SET EXERCISE:
Repeat every record below exactly as it appears.
[Start EXCERPTED RECORDS]
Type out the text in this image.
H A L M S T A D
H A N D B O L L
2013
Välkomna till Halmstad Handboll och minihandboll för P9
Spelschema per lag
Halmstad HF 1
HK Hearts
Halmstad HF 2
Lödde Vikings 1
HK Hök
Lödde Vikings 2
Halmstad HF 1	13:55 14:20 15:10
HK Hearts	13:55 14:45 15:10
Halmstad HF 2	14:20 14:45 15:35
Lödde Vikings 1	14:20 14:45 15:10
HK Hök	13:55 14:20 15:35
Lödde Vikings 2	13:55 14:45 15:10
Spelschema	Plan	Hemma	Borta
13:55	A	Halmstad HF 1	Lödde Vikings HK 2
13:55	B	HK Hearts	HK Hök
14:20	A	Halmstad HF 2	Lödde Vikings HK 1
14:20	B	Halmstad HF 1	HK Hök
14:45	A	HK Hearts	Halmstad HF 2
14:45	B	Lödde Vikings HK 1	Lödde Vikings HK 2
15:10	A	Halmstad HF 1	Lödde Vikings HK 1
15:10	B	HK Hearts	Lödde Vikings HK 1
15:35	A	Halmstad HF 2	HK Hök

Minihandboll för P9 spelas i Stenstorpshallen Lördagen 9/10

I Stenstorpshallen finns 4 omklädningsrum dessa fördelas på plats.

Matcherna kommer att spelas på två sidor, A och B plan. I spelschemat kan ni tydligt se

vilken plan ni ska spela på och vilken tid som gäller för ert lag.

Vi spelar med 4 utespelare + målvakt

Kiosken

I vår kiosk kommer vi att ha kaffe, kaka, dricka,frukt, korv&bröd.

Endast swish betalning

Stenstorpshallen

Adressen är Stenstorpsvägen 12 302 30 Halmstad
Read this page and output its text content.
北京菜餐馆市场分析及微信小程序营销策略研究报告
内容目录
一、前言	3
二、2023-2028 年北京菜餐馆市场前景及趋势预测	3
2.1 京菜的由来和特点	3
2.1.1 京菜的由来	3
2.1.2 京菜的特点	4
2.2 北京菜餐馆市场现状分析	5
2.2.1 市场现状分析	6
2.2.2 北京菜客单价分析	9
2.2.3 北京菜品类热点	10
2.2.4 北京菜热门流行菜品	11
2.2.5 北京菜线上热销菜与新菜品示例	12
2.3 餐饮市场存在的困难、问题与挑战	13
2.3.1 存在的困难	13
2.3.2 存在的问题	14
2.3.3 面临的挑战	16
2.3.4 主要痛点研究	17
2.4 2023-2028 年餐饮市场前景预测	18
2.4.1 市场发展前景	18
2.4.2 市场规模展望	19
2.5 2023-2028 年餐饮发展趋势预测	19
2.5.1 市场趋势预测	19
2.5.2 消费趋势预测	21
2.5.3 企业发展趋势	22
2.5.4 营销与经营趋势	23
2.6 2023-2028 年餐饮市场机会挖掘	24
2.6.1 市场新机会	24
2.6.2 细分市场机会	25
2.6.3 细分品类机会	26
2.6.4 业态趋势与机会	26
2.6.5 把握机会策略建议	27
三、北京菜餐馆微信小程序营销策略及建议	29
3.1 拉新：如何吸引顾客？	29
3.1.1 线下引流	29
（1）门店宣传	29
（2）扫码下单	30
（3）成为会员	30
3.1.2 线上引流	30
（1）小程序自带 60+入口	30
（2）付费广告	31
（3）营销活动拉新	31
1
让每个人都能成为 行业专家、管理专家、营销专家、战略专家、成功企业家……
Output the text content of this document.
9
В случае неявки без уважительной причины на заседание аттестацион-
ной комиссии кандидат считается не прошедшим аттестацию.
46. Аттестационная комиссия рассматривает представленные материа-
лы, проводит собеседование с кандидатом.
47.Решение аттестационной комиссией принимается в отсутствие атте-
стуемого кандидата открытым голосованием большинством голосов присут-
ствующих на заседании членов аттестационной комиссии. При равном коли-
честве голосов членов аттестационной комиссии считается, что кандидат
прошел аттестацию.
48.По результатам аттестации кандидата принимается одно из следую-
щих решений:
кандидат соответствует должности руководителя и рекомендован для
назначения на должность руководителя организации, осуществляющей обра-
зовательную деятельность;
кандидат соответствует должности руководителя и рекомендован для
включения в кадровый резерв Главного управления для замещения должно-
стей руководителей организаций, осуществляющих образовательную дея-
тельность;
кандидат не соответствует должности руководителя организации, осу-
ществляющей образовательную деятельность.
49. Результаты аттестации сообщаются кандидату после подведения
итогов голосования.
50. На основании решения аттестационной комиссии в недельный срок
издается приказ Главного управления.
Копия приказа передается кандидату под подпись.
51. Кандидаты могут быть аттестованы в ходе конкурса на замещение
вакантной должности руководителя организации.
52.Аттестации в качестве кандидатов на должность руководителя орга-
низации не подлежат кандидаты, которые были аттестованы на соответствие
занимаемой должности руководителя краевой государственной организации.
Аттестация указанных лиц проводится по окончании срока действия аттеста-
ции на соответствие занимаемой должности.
[End EXCERPTED RECORDS]
RESPONSE FOR THIS EXERCISE:
Type out the text in this image.
H A L M S T A D
H A N D B O L L
2013
Välkomna till Halmstad Handboll och minihandboll för P9
Spelschema per lag
Halmstad HF 1
HK Hearts
Halmstad HF 2
Lödde Vikings 1
HK Hök
Lödde Vikings 2
Halmstad HF 1	13:55 14:20 15:10
HK Hearts	13:55 14:45 15:10
Halmstad HF 2	14:20 14:45 15:35
Lödde Vikings 1	14:20 14:45 15:10
HK Hök	13:55 14:20 15:35
Lödde Vikings 2	13:55 14:45 15:10
Spelschema	Plan	Hemma	Borta
13:55	A	Halmstad HF 1	Lödde Vikings HK 2
13:55	B	HK Hearts	HK Hök
14:20	A	Halmstad HF 2	Lödde Vikings HK 1
14:20	B	Halmstad HF 1	HK Hök
14:45	A	HK Hearts	Halmstad HF 2
14:45	B	Lödde Vikings HK 1	Lödde Vikings HK 2
15:10	A	Halmstad HF 1	Lödde Vikings HK 1
15:10	B	HK Hearts	Lödde Vikings HK 1
15:35	A	Halmstad HF 2	HK Hök

Minihandboll för P9 spelas i Stenstorpshallen Lördagen 9/10

I Stenstorpshallen finns 4 omklädningsrum dessa fördelas på plats.

Matcherna kommer att spelas på två sidor, A och B plan. I spelschemat kan ni tydligt se

vilken plan ni ska spela på och vilken tid som gäller för ert lag.

Vi spelar med 4 utespelare + målvakt

Kiosken

I vår kiosk kommer vi att ha kaffe, kaka, dricka,frukt, korv&bröd.

Endast swish betalning

Stenstorpshallen

Adressen är Stenstorpsvägen 12 302 30 Halmstad
Read this page and output its text content.
北京菜餐馆市场分析及微信小程序营销策略研究报告
内容目录
一、前言	3
二、2023-2028 年北京菜餐馆市场前景及趋势预测	3
2.1 京菜的由来和特点	3
2.1.1 京菜的由来	3
2.1.2 京菜的特点	4
2.2 北京菜餐馆市场现状分析	5
2.2.1 市场现状分析	6
2.2.2 北京菜客单价分析	9
2.2.3 北京菜品类热点	10
2.2.4 北京菜热门流行菜品	11
2.2.5 北京菜线上热销菜与新菜品示例	12
2.3 餐饮市场存在的困难、问题与挑战	13
2.3.1 存在的困难	13
2.3.2 存在的问题	14
2.3.3 面临的挑战	16
2.3.4 主要痛点研究	17
2.4 2023-2028 年餐饮市场前景预测	18
2.4.1 市场发展前景	18
2.4.2 市场规模展望	19
2.5 2023-2028 年餐饮发展趋势预测	19
2.5.1 市场趋势预测	19
2.5.2 消费趋势预测	21
2.5.3 企业发展趋势	22
2.5.4 营销与经营趋势	23
2.6 2023-2028 年餐饮市场机会挖掘	24
2.6.1 市场新机会	24
2.6.2 细分市场机会	25
2.6.3 细分品类机会	26
2.6.4 业态趋势与机会	26
2.6.5 把握机会策略建议	27
三、北京菜餐馆微信小程序营销策略及建议	29
3.1 拉新：如何吸引顾客？	29
3.1.1 线下引流	29
（1）门店宣传	29
（2）扫码下单	30
（3）成为会员	30
3.1.2 线上引流	30
（1）小程序自带 60+入口	30
（2）付费广告	31
（3）营销活动拉新	31
1
让每个人都能成为 行业专家、管理专家、营销专家、战略专家、成功企业家……
Output the text content of this document.
9
В случае неявки без уважительной причины на заседание аттестацион-
ной комиссии кандидат считается не прошедшим аттестацию.
46. Аттестационная комиссия рассматривает представленные материа-
лы, проводит собеседование с кандидатом.
47.Решение аттестационной комиссией принимается в отсутствие атте-
стуемого кандидата открытым голосованием большинством голосов присут-
ствующих на заседании членов аттестационной комиссии. При равном коли-
честве голосов членов аттестационной комиссии считается, что кандидат
прошел аттестацию.
48.По результатам аттестации кандидата принимается одно из следую-
щих решений:
кандидат соответствует должности руководителя и рекомендован для
назначения на должность руководителя организации, осуществляющей обра-
зовательную деятельность;
кандидат соответствует должности руководителя и рекомендован для
включения в кадровый резерв Главного управления для замещения должно-
стей руководителей организаций, осуществляющих образовательную дея-
тельность;
кандидат не соответствует должности руководителя организации, осу-
ществляющей образовательную деятельность.
49. Результаты аттестации сообщаются кандидату после подведения
итогов голосования.
50. На основании решения аттестационной комиссии в недельный срок
издается приказ Главного управления.
Копия приказа передается кандидату под подпись.
51. Кандидаты могут быть аттестованы в ходе конкурса на замещение
вакантной должности руководителя организации.
52.Аттестации в качестве кандидатов на должность руководителя орга-
низации не подлежат кандидаты, которые были аттестованы на соответствие
занимаемой должности руководителя краевой государственной организации.
Аттестация указанных лиц проводится по окончании срока действия аттеста-
ции на соответствие занимаемой должности.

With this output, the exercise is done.